WORK TO BE COMPLETED:
Quote the listing below in its entirety, omitting every image.

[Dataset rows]
(begin)
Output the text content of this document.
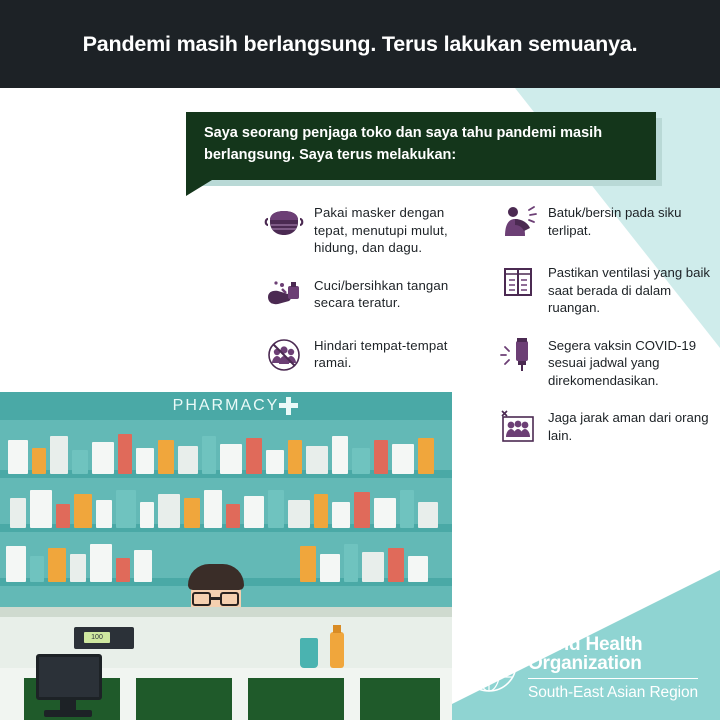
Pandemi masih berlangsung. Terus lakukan semuanya.
Saya seorang penjaga toko dan saya tahu pandemi masih berlangsung. Saya terus melakukan:
Pakai masker dengan tepat, menutupi mulut, hidung, dan dagu.
Cuci/bersihkan tangan secara teratur.
Hindari tempat-tempat ramai.
Batuk/bersin pada siku terlipat.
Pastikan ventilasi yang baik saat berada di dalam ruangan.
Segera vaksin COVID-19 sesuai jadwal yang direkomendasikan.
Jaga jarak aman dari orang lain.
PHARMACY
100	World Health
Organization
South-East Asian Region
(end)
RESULT OF THIS EXERCISE:
Output the text content of this document.
Pandemi masih berlangsung. Terus lakukan semuanya.
Saya seorang penjaga toko dan saya tahu pandemi masih berlangsung. Saya terus melakukan:
Pakai masker dengan tepat, menutupi mulut, hidung, dan dagu.
Cuci/bersihkan tangan secara teratur.
Hindari tempat-tempat ramai.
Batuk/bersin pada siku terlipat.
Pastikan ventilasi yang baik saat berada di dalam ruangan.
Segera vaksin COVID-19 sesuai jadwal yang direkomendasikan.
Jaga jarak aman dari orang lain.
PHARMACY
100	World Health
Organization
South-East Asian Region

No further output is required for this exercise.